WRITTEN EXERCISE. Find the string "title" in the listing and report every line that has it.

begin MATERIAL PROVIDED

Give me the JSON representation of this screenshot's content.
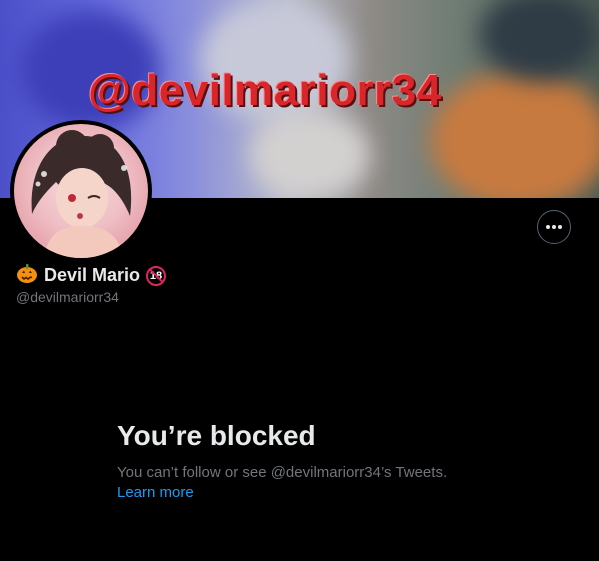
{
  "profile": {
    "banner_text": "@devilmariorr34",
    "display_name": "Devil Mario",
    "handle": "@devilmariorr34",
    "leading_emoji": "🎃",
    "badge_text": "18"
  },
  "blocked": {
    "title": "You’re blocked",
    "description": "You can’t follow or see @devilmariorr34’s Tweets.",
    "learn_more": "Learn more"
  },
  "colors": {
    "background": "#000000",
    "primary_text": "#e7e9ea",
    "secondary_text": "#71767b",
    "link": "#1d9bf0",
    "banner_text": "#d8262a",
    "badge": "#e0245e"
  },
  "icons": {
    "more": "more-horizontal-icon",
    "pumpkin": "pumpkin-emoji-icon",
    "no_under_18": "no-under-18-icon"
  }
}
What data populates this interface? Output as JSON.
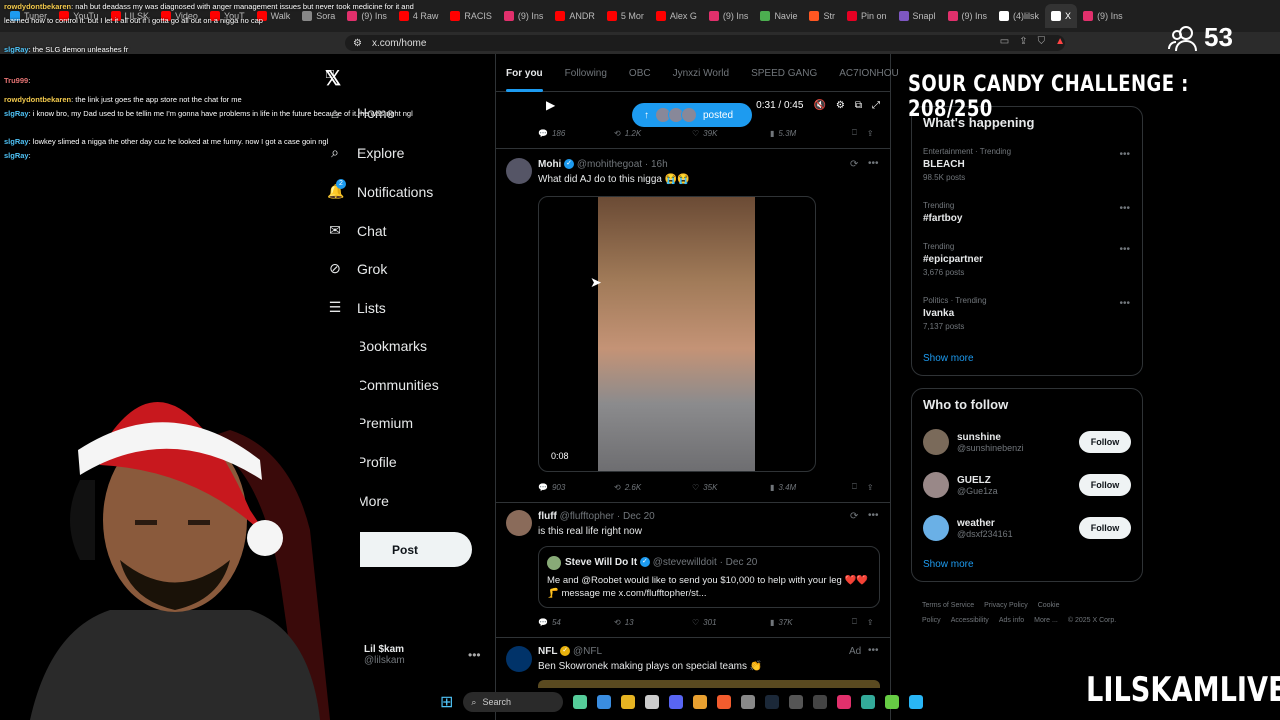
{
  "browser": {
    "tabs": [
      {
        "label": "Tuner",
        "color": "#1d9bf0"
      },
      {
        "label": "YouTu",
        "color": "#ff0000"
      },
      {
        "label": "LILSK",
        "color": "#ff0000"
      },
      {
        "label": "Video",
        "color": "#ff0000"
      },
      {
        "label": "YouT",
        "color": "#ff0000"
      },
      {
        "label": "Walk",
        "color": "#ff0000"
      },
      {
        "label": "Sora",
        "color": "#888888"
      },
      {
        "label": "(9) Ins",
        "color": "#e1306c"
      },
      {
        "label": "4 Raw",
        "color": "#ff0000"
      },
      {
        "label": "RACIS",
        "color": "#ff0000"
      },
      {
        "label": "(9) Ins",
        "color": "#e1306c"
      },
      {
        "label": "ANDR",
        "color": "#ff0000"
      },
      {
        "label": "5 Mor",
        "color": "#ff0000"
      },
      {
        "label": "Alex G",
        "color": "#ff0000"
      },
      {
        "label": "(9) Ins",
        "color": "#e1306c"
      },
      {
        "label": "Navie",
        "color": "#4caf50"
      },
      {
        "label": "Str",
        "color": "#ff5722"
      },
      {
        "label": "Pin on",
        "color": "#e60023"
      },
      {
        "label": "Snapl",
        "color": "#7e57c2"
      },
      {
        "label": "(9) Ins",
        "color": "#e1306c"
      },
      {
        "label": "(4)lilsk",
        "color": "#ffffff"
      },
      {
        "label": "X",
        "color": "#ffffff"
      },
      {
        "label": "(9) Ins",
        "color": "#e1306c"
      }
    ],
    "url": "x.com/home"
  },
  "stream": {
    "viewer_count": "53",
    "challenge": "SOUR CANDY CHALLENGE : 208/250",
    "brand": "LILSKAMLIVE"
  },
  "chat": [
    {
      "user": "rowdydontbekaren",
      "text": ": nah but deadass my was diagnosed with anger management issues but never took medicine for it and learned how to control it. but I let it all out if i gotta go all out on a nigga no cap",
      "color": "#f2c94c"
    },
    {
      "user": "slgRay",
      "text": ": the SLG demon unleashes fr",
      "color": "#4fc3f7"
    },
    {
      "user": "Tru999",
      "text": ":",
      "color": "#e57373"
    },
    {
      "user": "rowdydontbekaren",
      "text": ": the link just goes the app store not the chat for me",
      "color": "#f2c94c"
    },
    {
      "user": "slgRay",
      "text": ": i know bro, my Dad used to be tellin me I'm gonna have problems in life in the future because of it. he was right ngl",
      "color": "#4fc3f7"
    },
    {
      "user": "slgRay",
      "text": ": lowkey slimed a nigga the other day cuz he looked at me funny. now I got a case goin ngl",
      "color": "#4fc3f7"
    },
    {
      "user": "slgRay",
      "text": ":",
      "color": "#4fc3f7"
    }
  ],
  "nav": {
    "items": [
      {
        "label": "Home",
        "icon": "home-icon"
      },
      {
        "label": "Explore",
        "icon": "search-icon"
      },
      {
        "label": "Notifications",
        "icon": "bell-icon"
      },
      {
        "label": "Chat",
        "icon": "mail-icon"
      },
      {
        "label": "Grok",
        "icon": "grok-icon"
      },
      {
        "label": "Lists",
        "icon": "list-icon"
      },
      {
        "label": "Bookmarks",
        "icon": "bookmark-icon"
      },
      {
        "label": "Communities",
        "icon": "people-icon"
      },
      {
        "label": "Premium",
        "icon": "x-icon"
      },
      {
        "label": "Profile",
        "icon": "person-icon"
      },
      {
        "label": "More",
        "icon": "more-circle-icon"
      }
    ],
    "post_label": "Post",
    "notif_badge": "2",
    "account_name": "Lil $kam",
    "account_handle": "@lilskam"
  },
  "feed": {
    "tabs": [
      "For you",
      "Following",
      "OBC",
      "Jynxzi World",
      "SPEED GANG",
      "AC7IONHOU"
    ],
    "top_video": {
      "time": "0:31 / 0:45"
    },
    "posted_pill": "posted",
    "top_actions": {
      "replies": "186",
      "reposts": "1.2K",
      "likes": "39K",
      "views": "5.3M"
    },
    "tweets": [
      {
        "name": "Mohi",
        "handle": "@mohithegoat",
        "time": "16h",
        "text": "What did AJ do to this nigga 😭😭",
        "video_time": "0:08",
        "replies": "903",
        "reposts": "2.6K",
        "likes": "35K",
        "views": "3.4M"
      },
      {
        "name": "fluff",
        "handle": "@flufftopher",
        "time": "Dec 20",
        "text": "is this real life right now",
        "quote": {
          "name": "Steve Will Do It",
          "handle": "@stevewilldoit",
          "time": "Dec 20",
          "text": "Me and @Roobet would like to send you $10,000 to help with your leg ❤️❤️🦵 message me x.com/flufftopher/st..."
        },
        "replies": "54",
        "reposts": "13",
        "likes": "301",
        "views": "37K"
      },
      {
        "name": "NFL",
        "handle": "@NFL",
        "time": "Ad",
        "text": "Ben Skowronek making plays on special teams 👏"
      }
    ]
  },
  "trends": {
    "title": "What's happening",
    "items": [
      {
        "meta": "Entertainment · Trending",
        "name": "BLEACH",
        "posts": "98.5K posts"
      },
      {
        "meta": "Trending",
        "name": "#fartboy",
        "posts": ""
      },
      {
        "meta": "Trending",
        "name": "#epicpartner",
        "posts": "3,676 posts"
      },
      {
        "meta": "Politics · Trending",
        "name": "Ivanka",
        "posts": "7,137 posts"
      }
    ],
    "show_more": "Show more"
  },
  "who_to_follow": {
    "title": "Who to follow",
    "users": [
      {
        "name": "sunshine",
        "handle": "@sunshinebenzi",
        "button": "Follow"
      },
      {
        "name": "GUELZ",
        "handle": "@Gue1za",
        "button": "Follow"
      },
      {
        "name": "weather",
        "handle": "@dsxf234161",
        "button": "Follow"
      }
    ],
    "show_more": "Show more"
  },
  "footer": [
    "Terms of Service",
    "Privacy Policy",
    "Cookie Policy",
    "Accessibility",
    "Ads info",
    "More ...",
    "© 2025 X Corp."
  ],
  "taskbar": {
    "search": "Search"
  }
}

end MATERIAL PROVIDED

ANSWER BELOW.
    "title": "You’re blocked",
    "title": "What's happening",
    "title": "Who to follow",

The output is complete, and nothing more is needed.